■ **Problem to solve**: All entries below need to be written out exactly, but without their pictures.

■ **Data supplied**:
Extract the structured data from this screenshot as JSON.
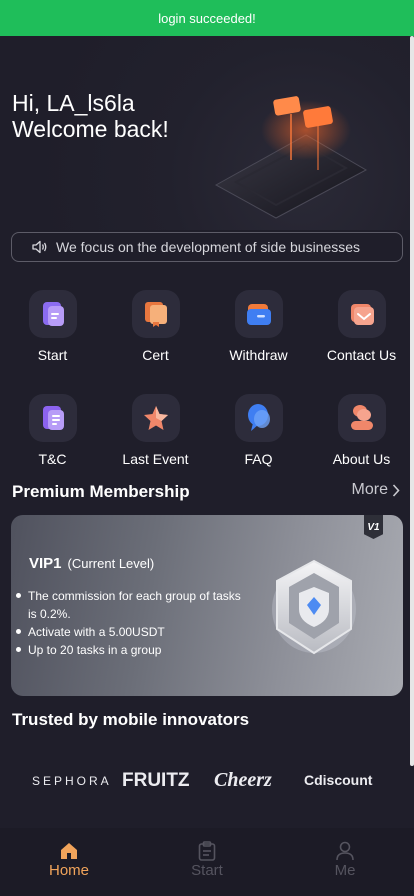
{
  "toast": {
    "text": "login succeeded!"
  },
  "greeting": {
    "line1": "Hi, LA_ls6la",
    "line2": "Welcome back!"
  },
  "notice": {
    "icon": "speaker-icon",
    "text": "We focus on the development of side businesses"
  },
  "menu": [
    {
      "label": "Start",
      "icon": "document-icon",
      "color": "#8b6cf0"
    },
    {
      "label": "Cert",
      "icon": "certificate-icon",
      "color": "#f0915a"
    },
    {
      "label": "Withdraw",
      "icon": "wallet-icon",
      "color": "#3f7ef2"
    },
    {
      "label": "Contact Us",
      "icon": "mail-icon",
      "color": "#f07a63"
    },
    {
      "label": "T&C",
      "icon": "terms-icon",
      "color": "#9a6cf2"
    },
    {
      "label": "Last Event",
      "icon": "star-icon",
      "color": "#f0876a"
    },
    {
      "label": "FAQ",
      "icon": "question-bubble-icon",
      "color": "#3f8af0"
    },
    {
      "label": "About Us",
      "icon": "people-icon",
      "color": "#f08a72"
    }
  ],
  "membership": {
    "title": "Premium Membership",
    "more": "More",
    "badge": "V1",
    "level": "VIP1",
    "level_note": "(Current Level)",
    "benefits": [
      "The commission for each group of tasks is 0.2%.",
      "Activate with a 5.00USDT",
      "Up to 20 tasks in a group"
    ]
  },
  "trusted": {
    "title": "Trusted by mobile innovators",
    "brands": [
      "SEPHORA",
      "FRUITZ",
      "Cheerz",
      "Cdiscount"
    ]
  },
  "tabs": {
    "home": "Home",
    "start": "Start",
    "me": "Me",
    "active": "Home"
  },
  "colors": {
    "accent": "#f1a45b",
    "toast": "#1fbe5a",
    "background": "#1f1e2a"
  }
}
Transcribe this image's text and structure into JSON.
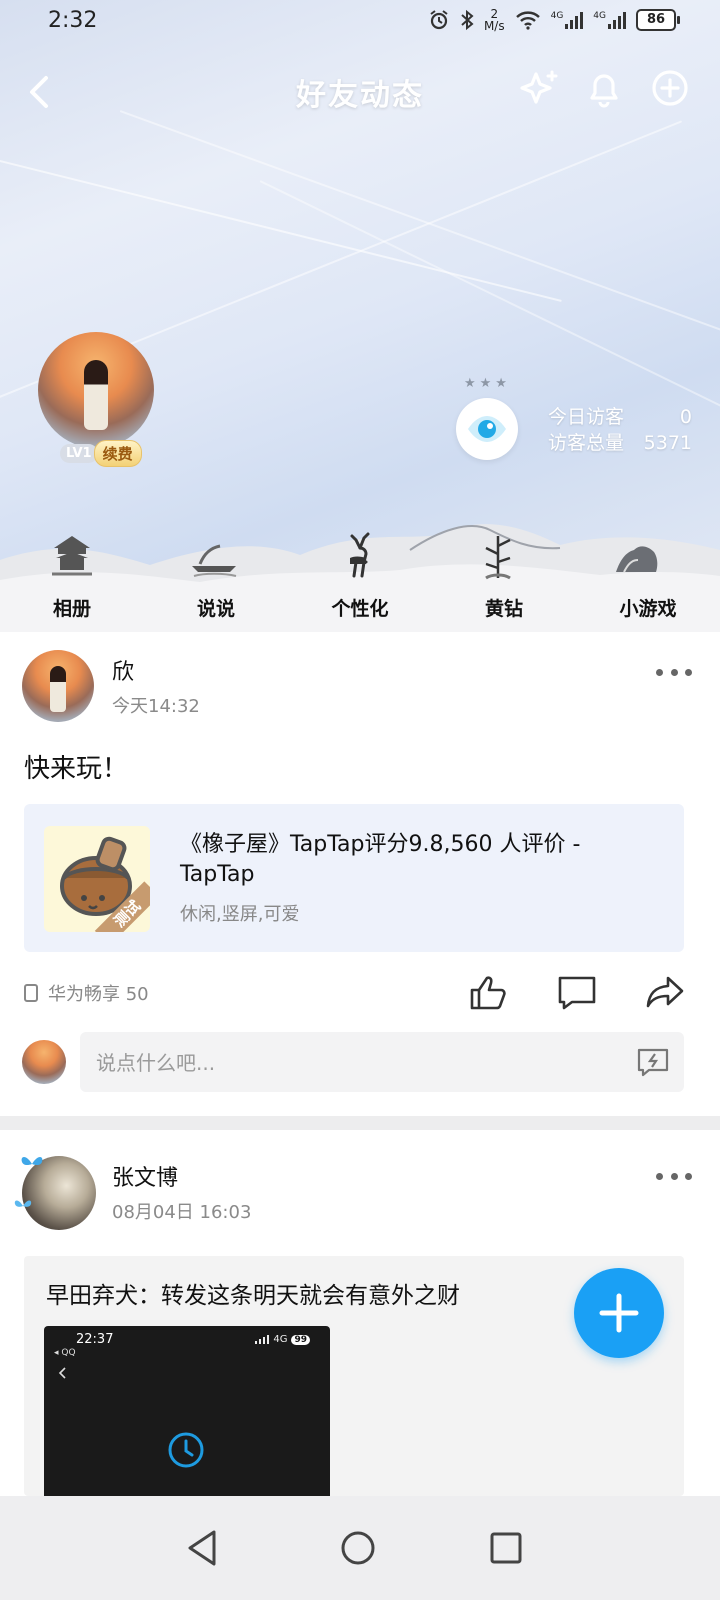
{
  "status_bar": {
    "time": "2:32",
    "net_speed_top": "2",
    "net_speed_unit": "M/s",
    "signal_1": "4G",
    "signal_2": "4G",
    "battery": "86"
  },
  "header": {
    "title": "好友动态",
    "icons": [
      "back-icon",
      "sparkle-icon",
      "bell-icon",
      "add-circle-icon"
    ]
  },
  "profile": {
    "level": "LV1",
    "renew_label": "续费",
    "stars": "★★★",
    "visitors_today_label": "今日访客",
    "visitors_today_value": "0",
    "visitors_total_label": "访客总量",
    "visitors_total_value": "5371"
  },
  "features": [
    {
      "label": "相册",
      "icon": "pavilion-icon"
    },
    {
      "label": "说说",
      "icon": "boat-icon"
    },
    {
      "label": "个性化",
      "icon": "deer-icon"
    },
    {
      "label": "黄钻",
      "icon": "bamboo-icon"
    },
    {
      "label": "小游戏",
      "icon": "rock-icon"
    }
  ],
  "post1": {
    "name": "欣",
    "time": "今天14:32",
    "text": "快来玩！",
    "card": {
      "title": "《橡子屋》TapTap评分9.8,560 人评价 - TapTap",
      "tags": "休闲,竖屏,可爱",
      "thumb_tag": "测试"
    },
    "device": "华为畅享 50",
    "comment_placeholder": "说点什么吧..."
  },
  "post2": {
    "name": "张文博",
    "time": "08月04日 16:03",
    "text": "早田弃犬：转发这条明天就会有意外之财",
    "screenshot": {
      "time": "22:37",
      "app": "◂ QQ",
      "network": "4G",
      "battery": "99"
    }
  },
  "colors": {
    "accent": "#1aa0f5",
    "card_bg": "#eef2fb"
  }
}
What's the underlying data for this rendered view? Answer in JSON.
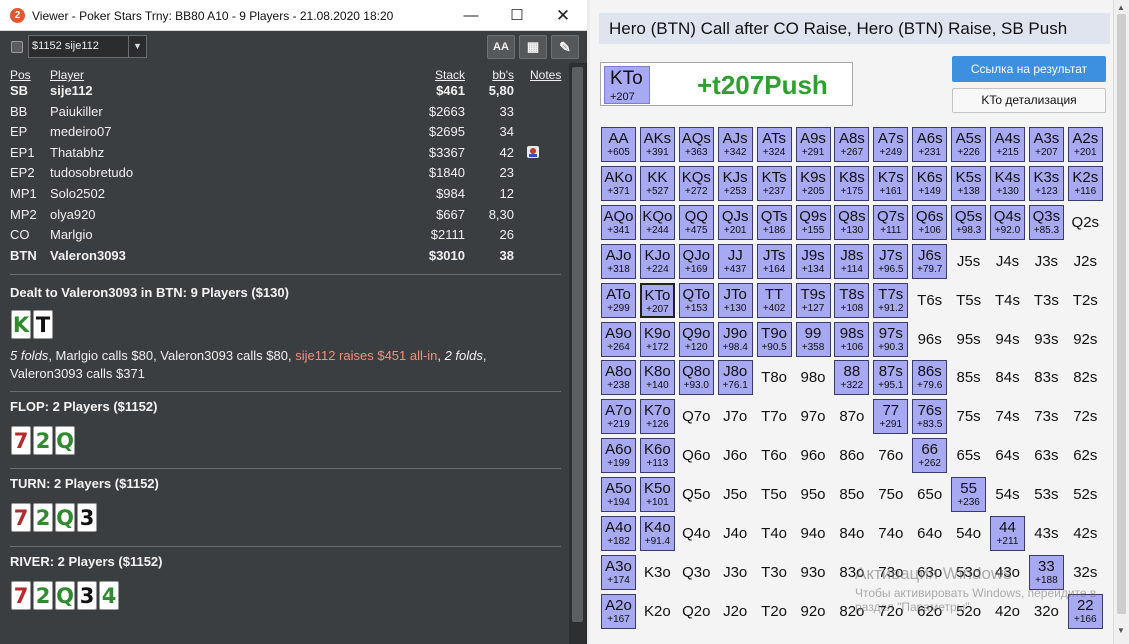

■ **Answer to the problem**:
Extract the structured data from this screenshot as JSON.
{
  "toast": {
    "text": "login succeeded!"
  },
  "greeting": {
    "line1": "Hi, LA_ls6la",
    "line2": "Welcome back!"
  },
  "notice": {
    "icon": "speaker-icon",
    "text": "We focus on the development of side businesses"
  },
  "menu": [
    {
      "label": "Start",
      "icon": "document-icon",
      "color": "#8b6cf0"
    },
    {
      "label": "Cert",
      "icon": "certificate-icon",
      "color": "#f0915a"
    },
    {
      "label": "Withdraw",
      "icon": "wallet-icon",
      "color": "#3f7ef2"
    },
    {
      "label": "Contact Us",
      "icon": "mail-icon",
      "color": "#f07a63"
    },
    {
      "label": "T&C",
      "icon": "terms-icon",
      "color": "#9a6cf2"
    },
    {
      "label": "Last Event",
      "icon": "star-icon",
      "color": "#f0876a"
    },
    {
      "label": "FAQ",
      "icon": "question-bubble-icon",
      "color": "#3f8af0"
    },
    {
      "label": "About Us",
      "icon": "people-icon",
      "color": "#f08a72"
    }
  ],
  "membership": {
    "title": "Premium Membership",
    "more": "More",
    "badge": "V1",
    "level": "VIP1",
    "level_note": "(Current Level)",
    "benefits": [
      "The commission for each group of tasks is 0.2%.",
      "Activate with a 5.00USDT",
      "Up to 20 tasks in a group"
    ]
  },
  "trusted": {
    "title": "Trusted by mobile innovators",
    "brands": [
      "SEPHORA",
      "FRUITZ",
      "Cheerz",
      "Cdiscount"
    ]
  },
  "tabs": {
    "home": "Home",
    "start": "Start",
    "me": "Me",
    "active": "Home"
  },
  "colors": {
    "accent": "#f1a45b",
    "toast": "#1fbe5a",
    "background": "#1f1e2a"
  }
}
Transcribe this image's text and structure into JSON.
{
  "status_bar": {
    "time": "2:32",
    "net_speed_top": "2",
    "net_speed_unit": "M/s",
    "signal_1": "4G",
    "signal_2": "4G",
    "battery": "86"
  },
  "header": {
    "title": "好友动态",
    "icons": [
      "back-icon",
      "sparkle-icon",
      "bell-icon",
      "add-circle-icon"
    ]
  },
  "profile": {
    "level": "LV1",
    "renew_label": "续费",
    "stars": "★★★",
    "visitors_today_label": "今日访客",
    "visitors_today_value": "0",
    "visitors_total_label": "访客总量",
    "visitors_total_value": "5371"
  },
  "features": [
    {
      "label": "相册",
      "icon": "pavilion-icon"
    },
    {
      "label": "说说",
      "icon": "boat-icon"
    },
    {
      "label": "个性化",
      "icon": "deer-icon"
    },
    {
      "label": "黄钻",
      "icon": "bamboo-icon"
    },
    {
      "label": "小游戏",
      "icon": "rock-icon"
    }
  ],
  "post1": {
    "name": "欣",
    "time": "今天14:32",
    "text": "快来玩！",
    "card": {
      "title": "《橡子屋》TapTap评分9.8,560 人评价 - TapTap",
      "tags": "休闲,竖屏,可爱",
      "thumb_tag": "测试"
    },
    "device": "华为畅享 50",
    "comment_placeholder": "说点什么吧..."
  },
  "post2": {
    "name": "张文博",
    "time": "08月04日 16:03",
    "text": "早田弃犬：转发这条明天就会有意外之财",
    "screenshot": {
      "time": "22:37",
      "app": "◂ QQ",
      "network": "4G",
      "battery": "99"
    }
  },
  "colors": {
    "accent": "#1aa0f5",
    "card_bg": "#eef2fb"
  }
}
What's the underlying data for this rendered view? Answer in JSON.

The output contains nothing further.